begin Dataset rows

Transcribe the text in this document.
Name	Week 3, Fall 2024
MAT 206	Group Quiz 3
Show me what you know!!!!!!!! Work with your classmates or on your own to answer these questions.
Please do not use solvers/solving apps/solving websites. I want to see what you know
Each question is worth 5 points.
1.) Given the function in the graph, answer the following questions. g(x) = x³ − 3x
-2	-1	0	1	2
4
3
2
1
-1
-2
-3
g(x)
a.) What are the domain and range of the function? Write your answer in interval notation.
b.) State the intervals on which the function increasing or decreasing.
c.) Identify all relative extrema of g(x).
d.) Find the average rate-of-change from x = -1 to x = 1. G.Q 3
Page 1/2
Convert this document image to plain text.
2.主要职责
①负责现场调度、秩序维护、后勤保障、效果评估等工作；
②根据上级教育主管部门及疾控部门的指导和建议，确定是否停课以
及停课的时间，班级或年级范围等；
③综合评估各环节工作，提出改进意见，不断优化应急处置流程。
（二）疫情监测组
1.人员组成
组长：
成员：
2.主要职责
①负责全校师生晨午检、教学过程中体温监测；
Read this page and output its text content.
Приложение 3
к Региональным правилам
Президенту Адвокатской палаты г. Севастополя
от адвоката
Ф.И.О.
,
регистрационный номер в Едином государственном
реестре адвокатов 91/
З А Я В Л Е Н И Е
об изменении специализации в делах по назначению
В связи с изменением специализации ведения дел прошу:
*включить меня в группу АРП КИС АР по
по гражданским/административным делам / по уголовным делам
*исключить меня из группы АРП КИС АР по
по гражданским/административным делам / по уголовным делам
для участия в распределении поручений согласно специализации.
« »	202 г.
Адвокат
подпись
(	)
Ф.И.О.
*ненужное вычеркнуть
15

end Dataset rows

» Exercise prompt
Find "Read this page and output its text content." in the data above, then repeat that line and all lines after it exactly, ending with the final line.

» Solved problem
Read this page and output its text content.
Приложение 3
к Региональным правилам
Президенту Адвокатской палаты г. Севастополя
от адвоката
Ф.И.О.
,
регистрационный номер в Едином государственном
реестре адвокатов 91/
З А Я В Л Е Н И Е
об изменении специализации в делах по назначению
В связи с изменением специализации ведения дел прошу:
*включить меня в группу АРП КИС АР по
по гражданским/административным делам / по уголовным делам
*исключить меня из группы АРП КИС АР по
по гражданским/административным делам / по уголовным делам
для участия в распределении поручений согласно специализации.
« »	202 г.
Адвокат
подпись
(	)
Ф.И.О.
*ненужное вычеркнуть
15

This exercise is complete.